(Collection entries)
^^^^^^^^^^^^^^^^

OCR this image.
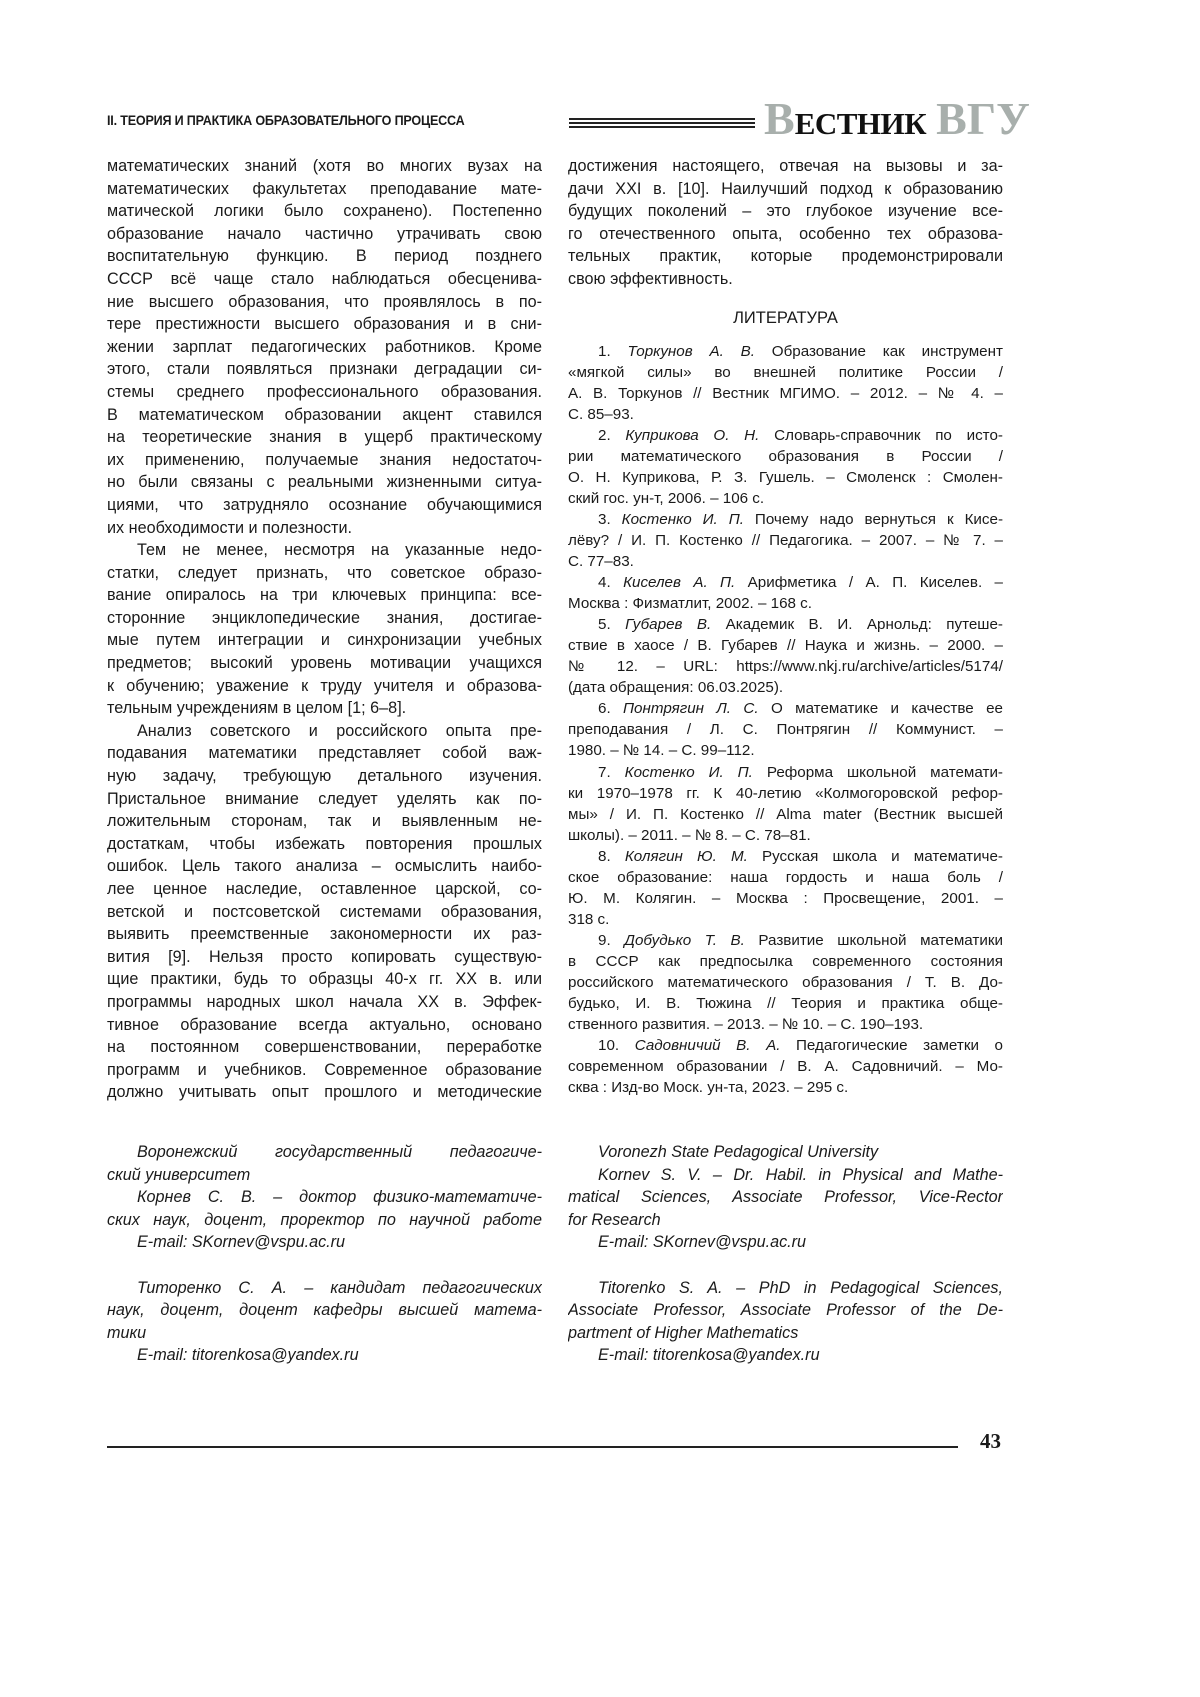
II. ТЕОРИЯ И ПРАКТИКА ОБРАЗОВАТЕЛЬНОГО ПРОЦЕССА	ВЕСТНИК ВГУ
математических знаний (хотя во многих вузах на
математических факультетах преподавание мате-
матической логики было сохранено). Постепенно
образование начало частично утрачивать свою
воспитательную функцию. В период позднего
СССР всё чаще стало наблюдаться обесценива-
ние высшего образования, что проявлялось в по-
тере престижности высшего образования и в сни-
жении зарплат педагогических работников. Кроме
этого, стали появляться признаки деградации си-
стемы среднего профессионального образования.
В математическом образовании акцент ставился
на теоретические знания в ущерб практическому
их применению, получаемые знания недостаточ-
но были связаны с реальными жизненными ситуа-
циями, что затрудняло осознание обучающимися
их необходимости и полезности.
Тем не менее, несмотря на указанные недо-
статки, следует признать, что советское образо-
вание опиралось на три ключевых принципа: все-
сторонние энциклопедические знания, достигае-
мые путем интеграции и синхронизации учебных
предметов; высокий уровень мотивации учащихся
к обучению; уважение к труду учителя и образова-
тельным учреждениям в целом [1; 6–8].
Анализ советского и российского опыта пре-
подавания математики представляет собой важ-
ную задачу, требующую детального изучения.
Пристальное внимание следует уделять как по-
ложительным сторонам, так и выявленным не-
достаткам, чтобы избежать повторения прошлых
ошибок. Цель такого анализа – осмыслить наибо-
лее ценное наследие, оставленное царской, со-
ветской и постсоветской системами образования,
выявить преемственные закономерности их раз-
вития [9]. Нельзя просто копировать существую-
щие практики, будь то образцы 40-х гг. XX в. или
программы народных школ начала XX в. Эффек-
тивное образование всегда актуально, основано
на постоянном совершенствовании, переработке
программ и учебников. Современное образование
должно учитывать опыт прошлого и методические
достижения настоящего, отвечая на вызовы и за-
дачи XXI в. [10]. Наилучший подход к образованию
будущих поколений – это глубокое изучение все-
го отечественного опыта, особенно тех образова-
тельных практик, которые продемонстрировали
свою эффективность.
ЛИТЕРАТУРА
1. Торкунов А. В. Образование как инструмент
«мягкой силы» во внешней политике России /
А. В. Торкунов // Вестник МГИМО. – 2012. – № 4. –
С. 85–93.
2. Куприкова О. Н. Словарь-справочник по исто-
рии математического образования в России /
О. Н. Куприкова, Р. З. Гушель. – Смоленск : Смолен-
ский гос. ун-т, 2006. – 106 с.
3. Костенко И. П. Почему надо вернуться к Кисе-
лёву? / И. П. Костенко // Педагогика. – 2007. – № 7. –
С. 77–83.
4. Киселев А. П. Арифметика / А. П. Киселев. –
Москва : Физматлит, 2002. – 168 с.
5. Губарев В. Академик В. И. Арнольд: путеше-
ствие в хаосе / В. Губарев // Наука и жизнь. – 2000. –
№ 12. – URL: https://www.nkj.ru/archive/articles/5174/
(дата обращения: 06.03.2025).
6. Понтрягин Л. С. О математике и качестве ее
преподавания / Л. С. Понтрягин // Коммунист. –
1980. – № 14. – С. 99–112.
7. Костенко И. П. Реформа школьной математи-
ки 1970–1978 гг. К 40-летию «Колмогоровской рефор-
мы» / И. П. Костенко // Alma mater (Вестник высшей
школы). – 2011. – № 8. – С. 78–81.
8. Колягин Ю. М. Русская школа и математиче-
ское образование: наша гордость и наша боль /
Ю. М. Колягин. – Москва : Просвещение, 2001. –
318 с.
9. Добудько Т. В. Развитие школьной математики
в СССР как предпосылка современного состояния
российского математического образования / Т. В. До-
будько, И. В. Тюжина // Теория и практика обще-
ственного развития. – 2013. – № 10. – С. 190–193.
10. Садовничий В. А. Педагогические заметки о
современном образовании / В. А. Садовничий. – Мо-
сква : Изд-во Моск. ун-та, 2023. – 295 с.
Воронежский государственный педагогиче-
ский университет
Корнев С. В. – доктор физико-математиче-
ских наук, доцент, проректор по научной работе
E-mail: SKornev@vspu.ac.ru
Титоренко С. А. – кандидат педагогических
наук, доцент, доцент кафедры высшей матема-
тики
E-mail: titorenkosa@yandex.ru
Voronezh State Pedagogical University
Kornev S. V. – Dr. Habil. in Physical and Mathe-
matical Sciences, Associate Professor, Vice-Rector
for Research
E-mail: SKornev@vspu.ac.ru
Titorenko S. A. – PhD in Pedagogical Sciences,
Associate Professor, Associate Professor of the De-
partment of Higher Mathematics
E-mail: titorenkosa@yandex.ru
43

^^^^^^^^^^^^^^^^

■ **Aim of the exercise**: Leave the pictures out, and print every line of the listing exactly as written.

■ **Finished task**:
OCR this image.
II. ТЕОРИЯ И ПРАКТИКА ОБРАЗОВАТЕЛЬНОГО ПРОЦЕССА	ВЕСТНИК ВГУ
математических знаний (хотя во многих вузах на
математических факультетах преподавание мате-
матической логики было сохранено). Постепенно
образование начало частично утрачивать свою
воспитательную функцию. В период позднего
СССР всё чаще стало наблюдаться обесценива-
ние высшего образования, что проявлялось в по-
тере престижности высшего образования и в сни-
жении зарплат педагогических работников. Кроме
этого, стали появляться признаки деградации си-
стемы среднего профессионального образования.
В математическом образовании акцент ставился
на теоретические знания в ущерб практическому
их применению, получаемые знания недостаточ-
но были связаны с реальными жизненными ситуа-
циями, что затрудняло осознание обучающимися
их необходимости и полезности.
Тем не менее, несмотря на указанные недо-
статки, следует признать, что советское образо-
вание опиралось на три ключевых принципа: все-
сторонние энциклопедические знания, достигае-
мые путем интеграции и синхронизации учебных
предметов; высокий уровень мотивации учащихся
к обучению; уважение к труду учителя и образова-
тельным учреждениям в целом [1; 6–8].
Анализ советского и российского опыта пре-
подавания математики представляет собой важ-
ную задачу, требующую детального изучения.
Пристальное внимание следует уделять как по-
ложительным сторонам, так и выявленным не-
достаткам, чтобы избежать повторения прошлых
ошибок. Цель такого анализа – осмыслить наибо-
лее ценное наследие, оставленное царской, со-
ветской и постсоветской системами образования,
выявить преемственные закономерности их раз-
вития [9]. Нельзя просто копировать существую-
щие практики, будь то образцы 40-х гг. XX в. или
программы народных школ начала XX в. Эффек-
тивное образование всегда актуально, основано
на постоянном совершенствовании, переработке
программ и учебников. Современное образование
должно учитывать опыт прошлого и методические
достижения настоящего, отвечая на вызовы и за-
дачи XXI в. [10]. Наилучший подход к образованию
будущих поколений – это глубокое изучение все-
го отечественного опыта, особенно тех образова-
тельных практик, которые продемонстрировали
свою эффективность.
ЛИТЕРАТУРА
1. Торкунов А. В. Образование как инструмент
«мягкой силы» во внешней политике России /
А. В. Торкунов // Вестник МГИМО. – 2012. – № 4. –
С. 85–93.
2. Куприкова О. Н. Словарь-справочник по исто-
рии математического образования в России /
О. Н. Куприкова, Р. З. Гушель. – Смоленск : Смолен-
ский гос. ун-т, 2006. – 106 с.
3. Костенко И. П. Почему надо вернуться к Кисе-
лёву? / И. П. Костенко // Педагогика. – 2007. – № 7. –
С. 77–83.
4. Киселев А. П. Арифметика / А. П. Киселев. –
Москва : Физматлит, 2002. – 168 с.
5. Губарев В. Академик В. И. Арнольд: путеше-
ствие в хаосе / В. Губарев // Наука и жизнь. – 2000. –
№ 12. – URL: https://www.nkj.ru/archive/articles/5174/
(дата обращения: 06.03.2025).
6. Понтрягин Л. С. О математике и качестве ее
преподавания / Л. С. Понтрягин // Коммунист. –
1980. – № 14. – С. 99–112.
7. Костенко И. П. Реформа школьной математи-
ки 1970–1978 гг. К 40-летию «Колмогоровской рефор-
мы» / И. П. Костенко // Alma mater (Вестник высшей
школы). – 2011. – № 8. – С. 78–81.
8. Колягин Ю. М. Русская школа и математиче-
ское образование: наша гордость и наша боль /
Ю. М. Колягин. – Москва : Просвещение, 2001. –
318 с.
9. Добудько Т. В. Развитие школьной математики
в СССР как предпосылка современного состояния
российского математического образования / Т. В. До-
будько, И. В. Тюжина // Теория и практика обще-
ственного развития. – 2013. – № 10. – С. 190–193.
10. Садовничий В. А. Педагогические заметки о
современном образовании / В. А. Садовничий. – Мо-
сква : Изд-во Моск. ун-та, 2023. – 295 с.
Воронежский государственный педагогиче-
ский университет
Корнев С. В. – доктор физико-математиче-
ских наук, доцент, проректор по научной работе
E-mail: SKornev@vspu.ac.ru
Титоренко С. А. – кандидат педагогических
наук, доцент, доцент кафедры высшей матема-
тики
E-mail: titorenkosa@yandex.ru
Voronezh State Pedagogical University
Kornev S. V. – Dr. Habil. in Physical and Mathe-
matical Sciences, Associate Professor, Vice-Rector
for Research
E-mail: SKornev@vspu.ac.ru
Titorenko S. A. – PhD in Pedagogical Sciences,
Associate Professor, Associate Professor of the De-
partment of Higher Mathematics
E-mail: titorenkosa@yandex.ru
43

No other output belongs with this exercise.